**Instructions for the task:** Read the records below. Copy each line where the string "xright" occurs.

**Data shown:**
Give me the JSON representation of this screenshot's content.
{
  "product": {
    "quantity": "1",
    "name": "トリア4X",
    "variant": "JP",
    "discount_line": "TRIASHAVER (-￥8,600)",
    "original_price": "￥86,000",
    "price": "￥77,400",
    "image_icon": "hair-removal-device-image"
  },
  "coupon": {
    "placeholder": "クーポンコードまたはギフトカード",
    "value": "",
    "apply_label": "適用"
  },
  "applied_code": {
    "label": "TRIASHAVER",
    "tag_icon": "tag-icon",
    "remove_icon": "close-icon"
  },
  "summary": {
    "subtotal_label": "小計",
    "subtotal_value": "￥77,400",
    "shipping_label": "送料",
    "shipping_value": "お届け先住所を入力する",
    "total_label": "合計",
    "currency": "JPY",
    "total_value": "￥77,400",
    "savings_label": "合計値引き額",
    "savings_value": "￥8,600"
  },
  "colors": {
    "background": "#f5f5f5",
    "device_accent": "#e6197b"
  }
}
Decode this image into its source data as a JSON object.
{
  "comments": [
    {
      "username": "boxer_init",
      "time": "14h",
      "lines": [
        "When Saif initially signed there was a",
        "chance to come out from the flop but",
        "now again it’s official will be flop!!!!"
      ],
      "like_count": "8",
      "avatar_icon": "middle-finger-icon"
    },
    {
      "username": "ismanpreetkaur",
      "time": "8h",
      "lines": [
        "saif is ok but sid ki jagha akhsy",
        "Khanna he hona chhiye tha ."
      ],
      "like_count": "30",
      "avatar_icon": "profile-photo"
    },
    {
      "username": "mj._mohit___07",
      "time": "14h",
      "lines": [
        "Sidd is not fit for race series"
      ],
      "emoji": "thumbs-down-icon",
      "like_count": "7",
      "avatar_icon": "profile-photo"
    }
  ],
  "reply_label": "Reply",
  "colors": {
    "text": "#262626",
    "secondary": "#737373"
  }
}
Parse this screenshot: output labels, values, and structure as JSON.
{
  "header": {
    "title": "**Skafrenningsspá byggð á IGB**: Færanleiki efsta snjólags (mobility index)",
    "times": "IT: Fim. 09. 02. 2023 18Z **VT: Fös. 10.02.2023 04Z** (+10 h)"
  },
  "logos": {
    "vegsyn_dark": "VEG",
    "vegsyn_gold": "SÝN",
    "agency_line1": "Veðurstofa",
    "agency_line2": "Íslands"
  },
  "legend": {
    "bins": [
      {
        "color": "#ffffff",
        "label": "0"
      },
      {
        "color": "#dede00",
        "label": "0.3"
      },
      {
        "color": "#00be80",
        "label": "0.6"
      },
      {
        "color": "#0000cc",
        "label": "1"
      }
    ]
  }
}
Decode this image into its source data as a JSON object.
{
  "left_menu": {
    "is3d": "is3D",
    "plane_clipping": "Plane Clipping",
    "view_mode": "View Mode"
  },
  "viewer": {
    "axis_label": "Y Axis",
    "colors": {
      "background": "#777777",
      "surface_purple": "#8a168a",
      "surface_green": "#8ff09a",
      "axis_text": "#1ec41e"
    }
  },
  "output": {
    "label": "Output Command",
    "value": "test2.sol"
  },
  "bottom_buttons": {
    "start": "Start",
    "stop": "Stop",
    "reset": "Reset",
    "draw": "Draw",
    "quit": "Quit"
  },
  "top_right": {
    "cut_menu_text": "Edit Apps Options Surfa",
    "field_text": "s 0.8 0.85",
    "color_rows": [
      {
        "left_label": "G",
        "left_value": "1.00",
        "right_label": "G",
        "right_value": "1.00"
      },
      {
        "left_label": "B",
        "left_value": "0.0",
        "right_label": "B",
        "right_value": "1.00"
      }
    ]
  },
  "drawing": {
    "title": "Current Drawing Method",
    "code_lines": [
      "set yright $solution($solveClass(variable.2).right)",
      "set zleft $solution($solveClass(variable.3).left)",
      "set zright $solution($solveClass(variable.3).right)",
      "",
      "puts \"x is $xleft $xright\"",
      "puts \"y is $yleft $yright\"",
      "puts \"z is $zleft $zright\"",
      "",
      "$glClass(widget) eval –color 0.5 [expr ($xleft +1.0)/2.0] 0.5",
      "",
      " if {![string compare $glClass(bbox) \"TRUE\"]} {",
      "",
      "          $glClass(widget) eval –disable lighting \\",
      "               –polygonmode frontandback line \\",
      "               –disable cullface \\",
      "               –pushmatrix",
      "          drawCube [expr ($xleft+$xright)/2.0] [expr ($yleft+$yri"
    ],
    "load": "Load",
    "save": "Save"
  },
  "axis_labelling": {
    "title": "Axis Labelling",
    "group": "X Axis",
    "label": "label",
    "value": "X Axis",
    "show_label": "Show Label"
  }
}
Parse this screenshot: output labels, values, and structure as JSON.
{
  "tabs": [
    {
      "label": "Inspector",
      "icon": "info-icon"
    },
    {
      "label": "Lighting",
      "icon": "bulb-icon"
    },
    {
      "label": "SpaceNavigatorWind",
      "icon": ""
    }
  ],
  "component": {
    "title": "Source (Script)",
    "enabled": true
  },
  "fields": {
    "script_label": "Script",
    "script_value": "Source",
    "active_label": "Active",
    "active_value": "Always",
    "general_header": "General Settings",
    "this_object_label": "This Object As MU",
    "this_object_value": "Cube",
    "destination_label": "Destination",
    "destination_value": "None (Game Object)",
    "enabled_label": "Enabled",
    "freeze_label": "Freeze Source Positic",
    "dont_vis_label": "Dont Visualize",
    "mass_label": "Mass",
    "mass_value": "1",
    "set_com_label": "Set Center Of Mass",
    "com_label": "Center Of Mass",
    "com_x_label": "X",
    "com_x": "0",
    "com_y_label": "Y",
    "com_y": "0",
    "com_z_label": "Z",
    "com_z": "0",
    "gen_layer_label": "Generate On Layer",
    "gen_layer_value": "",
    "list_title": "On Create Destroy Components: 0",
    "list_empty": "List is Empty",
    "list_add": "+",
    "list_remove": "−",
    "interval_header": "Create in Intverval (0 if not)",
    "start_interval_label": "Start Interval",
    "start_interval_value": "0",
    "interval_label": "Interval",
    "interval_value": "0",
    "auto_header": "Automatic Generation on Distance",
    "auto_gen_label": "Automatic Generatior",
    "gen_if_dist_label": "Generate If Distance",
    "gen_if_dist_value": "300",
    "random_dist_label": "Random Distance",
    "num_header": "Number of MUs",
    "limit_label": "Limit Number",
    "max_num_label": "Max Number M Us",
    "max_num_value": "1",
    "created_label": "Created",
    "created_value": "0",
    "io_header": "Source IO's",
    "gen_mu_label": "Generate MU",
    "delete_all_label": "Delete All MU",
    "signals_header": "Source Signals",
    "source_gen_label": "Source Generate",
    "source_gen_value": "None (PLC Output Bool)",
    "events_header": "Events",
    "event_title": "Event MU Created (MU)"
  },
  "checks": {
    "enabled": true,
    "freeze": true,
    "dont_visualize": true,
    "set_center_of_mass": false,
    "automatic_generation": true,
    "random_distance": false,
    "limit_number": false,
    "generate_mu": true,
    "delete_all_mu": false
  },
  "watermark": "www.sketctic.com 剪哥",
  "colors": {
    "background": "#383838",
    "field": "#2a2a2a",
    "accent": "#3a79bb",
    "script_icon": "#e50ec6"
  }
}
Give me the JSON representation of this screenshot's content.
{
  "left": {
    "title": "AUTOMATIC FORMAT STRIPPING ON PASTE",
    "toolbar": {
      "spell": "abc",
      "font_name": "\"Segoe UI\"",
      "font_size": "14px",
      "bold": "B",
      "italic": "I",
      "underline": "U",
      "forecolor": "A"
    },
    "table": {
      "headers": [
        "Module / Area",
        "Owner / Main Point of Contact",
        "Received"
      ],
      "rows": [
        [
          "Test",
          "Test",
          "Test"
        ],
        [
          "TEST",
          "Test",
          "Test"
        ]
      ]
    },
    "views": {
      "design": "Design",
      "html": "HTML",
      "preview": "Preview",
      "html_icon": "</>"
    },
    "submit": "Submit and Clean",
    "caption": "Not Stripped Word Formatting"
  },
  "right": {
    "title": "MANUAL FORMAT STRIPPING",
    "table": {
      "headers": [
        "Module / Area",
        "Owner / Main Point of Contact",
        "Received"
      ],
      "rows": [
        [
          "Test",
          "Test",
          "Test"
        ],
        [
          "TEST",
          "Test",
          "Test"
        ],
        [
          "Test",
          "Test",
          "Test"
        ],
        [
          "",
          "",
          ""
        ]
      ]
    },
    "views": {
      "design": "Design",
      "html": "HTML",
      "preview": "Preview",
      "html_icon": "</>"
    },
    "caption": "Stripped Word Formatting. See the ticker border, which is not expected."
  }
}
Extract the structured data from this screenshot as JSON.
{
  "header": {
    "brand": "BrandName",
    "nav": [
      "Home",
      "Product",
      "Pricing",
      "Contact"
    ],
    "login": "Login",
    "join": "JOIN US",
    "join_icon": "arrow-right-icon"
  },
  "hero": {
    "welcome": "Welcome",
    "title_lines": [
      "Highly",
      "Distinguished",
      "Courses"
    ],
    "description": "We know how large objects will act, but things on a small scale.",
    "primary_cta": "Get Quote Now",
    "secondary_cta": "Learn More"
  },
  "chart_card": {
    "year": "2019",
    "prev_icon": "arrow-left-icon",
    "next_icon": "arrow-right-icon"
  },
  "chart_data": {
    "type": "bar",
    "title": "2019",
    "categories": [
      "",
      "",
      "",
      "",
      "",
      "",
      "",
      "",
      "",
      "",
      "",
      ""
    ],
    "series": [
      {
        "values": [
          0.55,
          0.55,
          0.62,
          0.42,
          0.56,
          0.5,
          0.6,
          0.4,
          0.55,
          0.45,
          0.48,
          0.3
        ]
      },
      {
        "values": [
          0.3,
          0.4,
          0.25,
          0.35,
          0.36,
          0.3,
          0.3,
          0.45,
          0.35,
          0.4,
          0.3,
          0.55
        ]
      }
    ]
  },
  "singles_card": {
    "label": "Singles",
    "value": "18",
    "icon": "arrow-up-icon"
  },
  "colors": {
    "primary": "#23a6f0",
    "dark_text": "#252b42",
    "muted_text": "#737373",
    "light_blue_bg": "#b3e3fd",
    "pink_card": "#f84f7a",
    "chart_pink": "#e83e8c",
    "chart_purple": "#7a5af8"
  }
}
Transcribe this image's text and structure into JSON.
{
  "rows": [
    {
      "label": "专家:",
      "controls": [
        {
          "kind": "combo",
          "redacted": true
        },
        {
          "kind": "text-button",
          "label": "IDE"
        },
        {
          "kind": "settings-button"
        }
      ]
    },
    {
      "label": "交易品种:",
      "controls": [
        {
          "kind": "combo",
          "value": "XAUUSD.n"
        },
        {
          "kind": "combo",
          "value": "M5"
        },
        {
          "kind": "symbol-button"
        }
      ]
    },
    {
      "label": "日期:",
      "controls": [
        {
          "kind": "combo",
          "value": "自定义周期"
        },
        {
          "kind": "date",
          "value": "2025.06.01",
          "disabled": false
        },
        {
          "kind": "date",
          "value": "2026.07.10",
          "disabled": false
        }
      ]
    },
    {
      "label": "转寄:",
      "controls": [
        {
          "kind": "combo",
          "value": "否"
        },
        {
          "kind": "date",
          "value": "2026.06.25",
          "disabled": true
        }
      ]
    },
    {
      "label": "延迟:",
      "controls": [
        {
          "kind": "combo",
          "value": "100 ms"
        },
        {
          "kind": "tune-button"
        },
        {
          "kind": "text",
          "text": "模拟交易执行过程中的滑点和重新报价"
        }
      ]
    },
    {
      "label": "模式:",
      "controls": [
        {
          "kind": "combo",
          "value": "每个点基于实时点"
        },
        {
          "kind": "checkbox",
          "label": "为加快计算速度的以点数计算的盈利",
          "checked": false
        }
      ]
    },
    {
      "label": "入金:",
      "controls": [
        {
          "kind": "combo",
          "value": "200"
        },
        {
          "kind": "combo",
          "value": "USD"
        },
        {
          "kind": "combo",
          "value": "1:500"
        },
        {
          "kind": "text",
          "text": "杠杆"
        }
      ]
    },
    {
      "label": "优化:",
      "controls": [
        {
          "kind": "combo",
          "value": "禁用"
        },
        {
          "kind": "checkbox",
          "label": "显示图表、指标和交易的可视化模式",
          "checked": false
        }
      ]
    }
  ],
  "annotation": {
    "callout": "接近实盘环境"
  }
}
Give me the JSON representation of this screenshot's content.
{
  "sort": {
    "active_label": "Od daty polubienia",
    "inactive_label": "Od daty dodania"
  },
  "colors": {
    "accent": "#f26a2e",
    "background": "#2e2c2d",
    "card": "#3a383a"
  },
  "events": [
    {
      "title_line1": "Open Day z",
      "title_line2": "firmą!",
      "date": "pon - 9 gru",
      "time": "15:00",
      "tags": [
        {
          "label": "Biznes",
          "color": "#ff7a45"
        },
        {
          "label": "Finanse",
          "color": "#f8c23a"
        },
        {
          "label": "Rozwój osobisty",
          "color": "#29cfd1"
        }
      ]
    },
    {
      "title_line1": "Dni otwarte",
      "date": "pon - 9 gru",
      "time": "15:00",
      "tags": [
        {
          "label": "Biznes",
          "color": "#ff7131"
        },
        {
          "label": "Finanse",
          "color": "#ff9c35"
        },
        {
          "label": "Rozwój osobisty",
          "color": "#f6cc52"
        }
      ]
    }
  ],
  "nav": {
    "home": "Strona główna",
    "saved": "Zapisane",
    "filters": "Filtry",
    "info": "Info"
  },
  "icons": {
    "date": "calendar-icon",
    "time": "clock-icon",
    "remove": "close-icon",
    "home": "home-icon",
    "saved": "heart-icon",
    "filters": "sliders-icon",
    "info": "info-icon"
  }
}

**Result for this task:**
      "puts \"x is $xleft $xright\"",
      "          drawCube [expr ($xleft+$xright)/2.0] [expr ($yleft+$yri"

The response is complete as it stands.